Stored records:

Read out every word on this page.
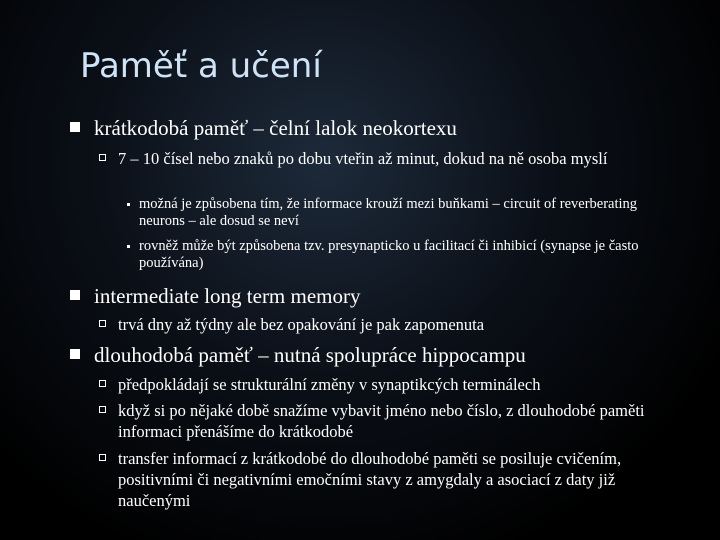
Paměť a učení
krátkodobá paměť – čelní lalok neokortexu
7 – 10 čísel nebo znaků po dobu vteřin až minut, dokud na ně osoba myslí
možná je způsobena tím, že informace krouží mezi buňkami – circuit of reverberating neurons – ale dosud se neví
rovněž může být způsobena tzv. presynapticko u facilitací či inhibicí (synapse je často používána)
intermediate long term memory
trvá dny až týdny ale bez opakování je pak zapomenuta
dlouhodobá paměť – nutná spolupráce hippocampu
předpokládají se strukturální změny v synaptikcých terminálech
když si po nějaké době snažíme vybavit jméno nebo číslo, z dlouhodobé paměti informaci přenášíme do krátkodobé
transfer informací z krátkodobé do dlouhodobé paměti se posiluje cvičením, positivními či negativními emočními stavy z amygdaly a asociací z daty již naučenými
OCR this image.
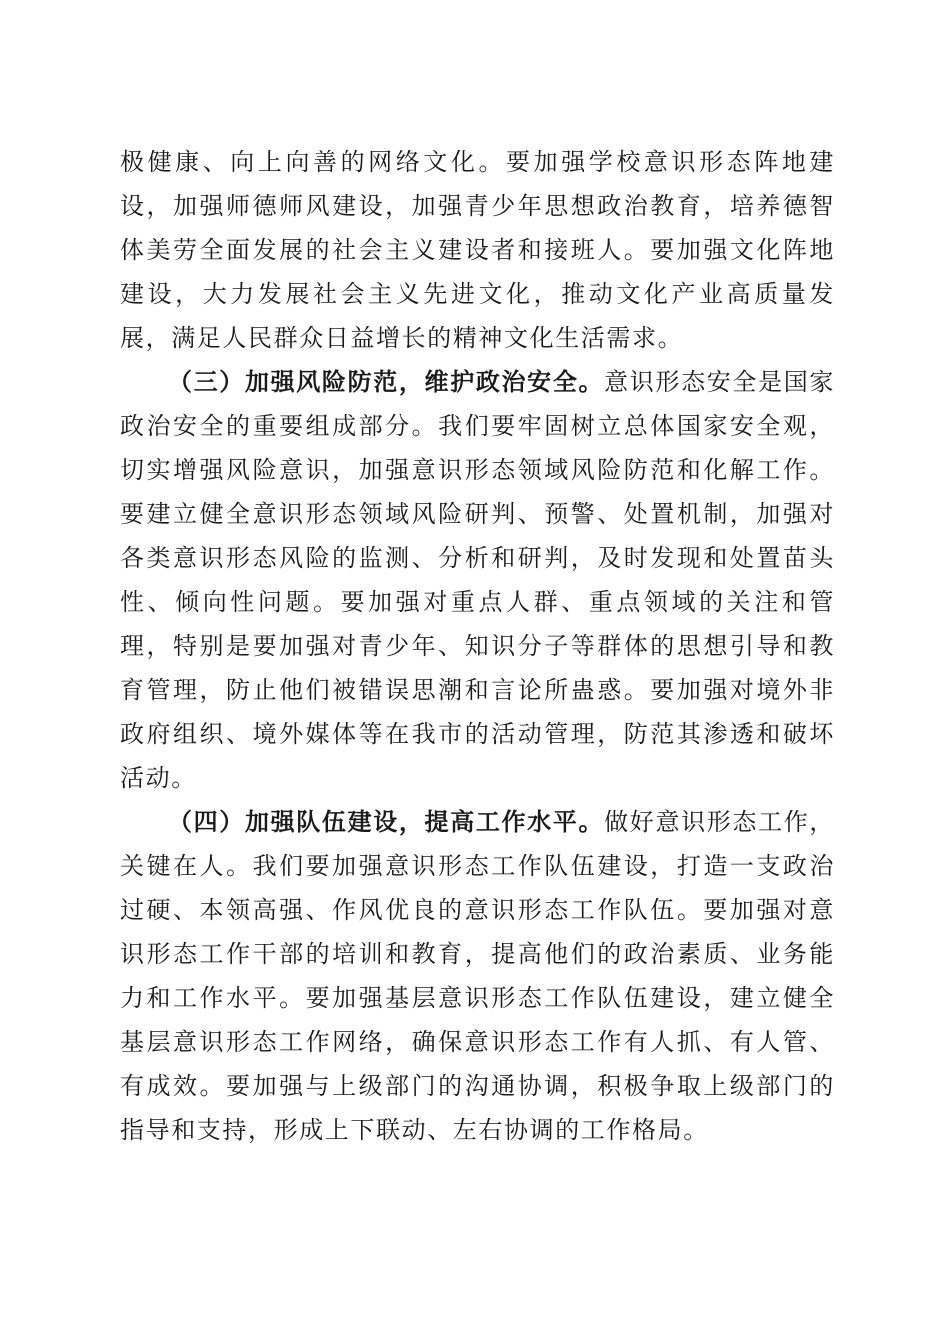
极健康、向上向善的网络文化。要加强学校意识形态阵地建设，加强师德师风建设，加强青少年思想政治教育，培养德智体美劳全面发展的社会主义建设者和接班人。要加强文化阵地建设，大力发展社会主义先进文化，推动文化产业高质量发展，满足人民群众日益增长的精神文化生活需求。

（三）加强风险防范，维护政治安全。意识形态安全是国家政治安全的重要组成部分。我们要牢固树立总体国家安全观，切实增强风险意识，加强意识形态领域风险防范和化解工作。要建立健全意识形态领域风险研判、预警、处置机制，加强对各类意识形态风险的监测、分析和研判，及时发现和处置苗头性、倾向性问题。要加强对重点人群、重点领域的关注和管理，特别是要加强对青少年、知识分子等群体的思想引导和教育管理，防止他们被错误思潮和言论所蛊惑。要加强对境外非政府组织、境外媒体等在我市的活动管理，防范其渗透和破坏活动。

（四）加强队伍建设，提高工作水平。做好意识形态工作，关键在人。我们要加强意识形态工作队伍建设，打造一支政治过硬、本领高强、作风优良的意识形态工作队伍。要加强对意识形态工作干部的培训和教育，提高他们的政治素质、业务能力和工作水平。要加强基层意识形态工作队伍建设，建立健全基层意识形态工作网络，确保意识形态工作有人抓、有人管、有成效。要加强与上级部门的沟通协调，积极争取上级部门的指导和支持，形成上下联动、左右协调的工作格局。
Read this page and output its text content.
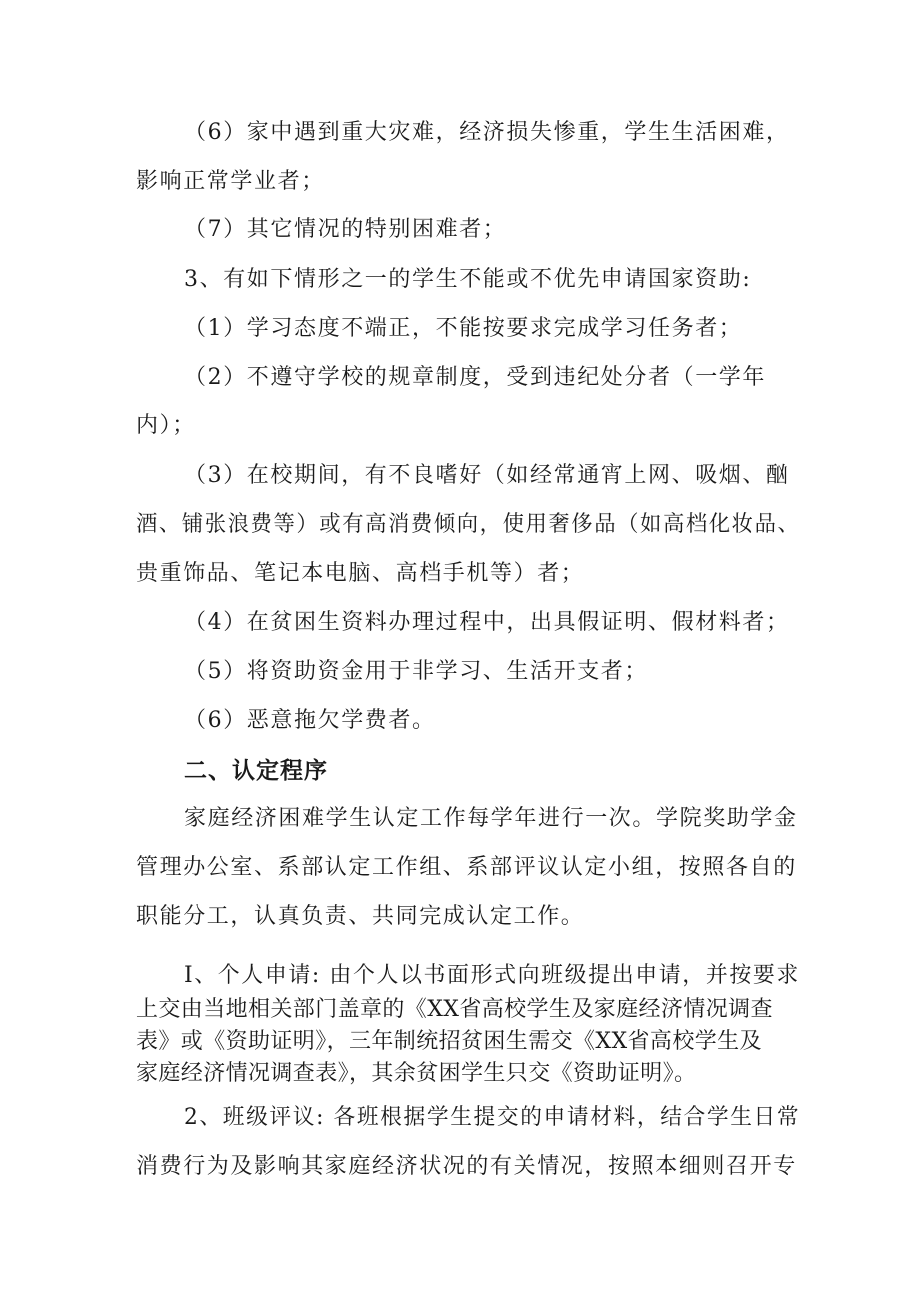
（6）家中遇到重大灾难，经济损失惨重，学生生活困难，

影响正常学业者；

（7）其它情况的特别困难者；

3、有如下情形之一的学生不能或不优先申请国家资助:

（1）学习态度不端正，不能按要求完成学习任务者；

（2）不遵守学校的规章制度，受到违纪处分者（一学年

内）；

（3）在校期间，有不良嗜好（如经常通宵上网、吸烟、酗

酒、铺张浪费等）或有高消费倾向，使用奢侈品（如高档化妆品、

贵重饰品、笔记本电脑、高档手机等）者；

（4）在贫困生资料办理过程中，出具假证明、假材料者；

（5）将资助资金用于非学习、生活开支者；

（6）恶意拖欠学费者。

二、认定程序

家庭经济困难学生认定工作每学年进行一次。学院奖助学金

管理办公室、系部认定工作组、系部评议认定小组，按照各自的

职能分工，认真负责、共同完成认定工作。

I、个人申请: 由个人以书面形式向班级提出申请，并按要求

上交由当地相关部门盖章的《XX省高校学生及家庭经济情况调查

表》或《资助证明》，三年制统招贫困生需交《XX省高校学生及

家庭经济情况调查表》，其余贫困学生只交《资助证明》。

2、班级评议: 各班根据学生提交的申请材料，结合学生日常

消费行为及影响其家庭经济状况的有关情况，按照本细则召开专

= Exercise instructions =
Omit the pictures and write out exactly the lines from the one containing "Read this page and output its text content." through the last line of the material.

= Exercise output =
Read this page and output its text content.
（6）家中遇到重大灾难，经济损失惨重，学生生活困难，

影响正常学业者；

（7）其它情况的特别困难者；

3、有如下情形之一的学生不能或不优先申请国家资助:

（1）学习态度不端正，不能按要求完成学习任务者；

（2）不遵守学校的规章制度，受到违纪处分者（一学年

内）；

（3）在校期间，有不良嗜好（如经常通宵上网、吸烟、酗

酒、铺张浪费等）或有高消费倾向，使用奢侈品（如高档化妆品、

贵重饰品、笔记本电脑、高档手机等）者；

（4）在贫困生资料办理过程中，出具假证明、假材料者；

（5）将资助资金用于非学习、生活开支者；

（6）恶意拖欠学费者。

二、认定程序

家庭经济困难学生认定工作每学年进行一次。学院奖助学金

管理办公室、系部认定工作组、系部评议认定小组，按照各自的

职能分工，认真负责、共同完成认定工作。

I、个人申请: 由个人以书面形式向班级提出申请，并按要求

上交由当地相关部门盖章的《XX省高校学生及家庭经济情况调查

表》或《资助证明》，三年制统招贫困生需交《XX省高校学生及

家庭经济情况调查表》，其余贫困学生只交《资助证明》。

2、班级评议: 各班根据学生提交的申请材料，结合学生日常

消费行为及影响其家庭经济状况的有关情况，按照本细则召开专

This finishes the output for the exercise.